Recorded data:
=====
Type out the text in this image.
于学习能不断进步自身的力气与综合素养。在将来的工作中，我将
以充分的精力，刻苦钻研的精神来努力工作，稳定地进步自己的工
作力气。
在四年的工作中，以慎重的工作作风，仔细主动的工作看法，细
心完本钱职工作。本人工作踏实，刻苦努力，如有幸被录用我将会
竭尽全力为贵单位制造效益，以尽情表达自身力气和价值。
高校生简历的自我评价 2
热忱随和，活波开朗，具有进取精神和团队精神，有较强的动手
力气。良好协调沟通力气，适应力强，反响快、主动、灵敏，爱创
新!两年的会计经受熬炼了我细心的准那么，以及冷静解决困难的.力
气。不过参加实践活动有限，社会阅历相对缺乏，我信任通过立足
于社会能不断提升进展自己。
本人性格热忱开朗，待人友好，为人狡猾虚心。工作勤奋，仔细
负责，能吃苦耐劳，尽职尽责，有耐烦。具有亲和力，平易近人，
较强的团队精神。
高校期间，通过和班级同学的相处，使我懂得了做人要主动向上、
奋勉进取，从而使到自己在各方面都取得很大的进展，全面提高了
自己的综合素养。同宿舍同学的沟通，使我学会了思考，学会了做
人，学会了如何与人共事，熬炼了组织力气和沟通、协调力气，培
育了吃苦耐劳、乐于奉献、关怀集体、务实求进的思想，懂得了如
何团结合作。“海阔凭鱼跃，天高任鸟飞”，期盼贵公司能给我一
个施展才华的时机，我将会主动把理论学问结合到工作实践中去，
=====
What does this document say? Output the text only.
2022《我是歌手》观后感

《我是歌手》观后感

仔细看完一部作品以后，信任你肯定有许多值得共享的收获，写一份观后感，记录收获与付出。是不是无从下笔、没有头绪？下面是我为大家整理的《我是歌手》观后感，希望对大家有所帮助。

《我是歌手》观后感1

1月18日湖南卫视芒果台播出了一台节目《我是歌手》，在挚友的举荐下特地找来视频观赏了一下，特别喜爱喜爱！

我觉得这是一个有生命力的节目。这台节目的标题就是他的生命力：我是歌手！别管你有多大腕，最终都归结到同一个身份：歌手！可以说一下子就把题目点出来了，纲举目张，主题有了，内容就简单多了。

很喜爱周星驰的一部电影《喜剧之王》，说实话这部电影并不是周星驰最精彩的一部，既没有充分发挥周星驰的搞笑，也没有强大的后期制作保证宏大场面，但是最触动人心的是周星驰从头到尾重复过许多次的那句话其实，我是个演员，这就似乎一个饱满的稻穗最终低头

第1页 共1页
=====
» **EXERCISE TASK**
Count the lines above that contain the word "我是歌手", and give only that number.

» **REPLY**
6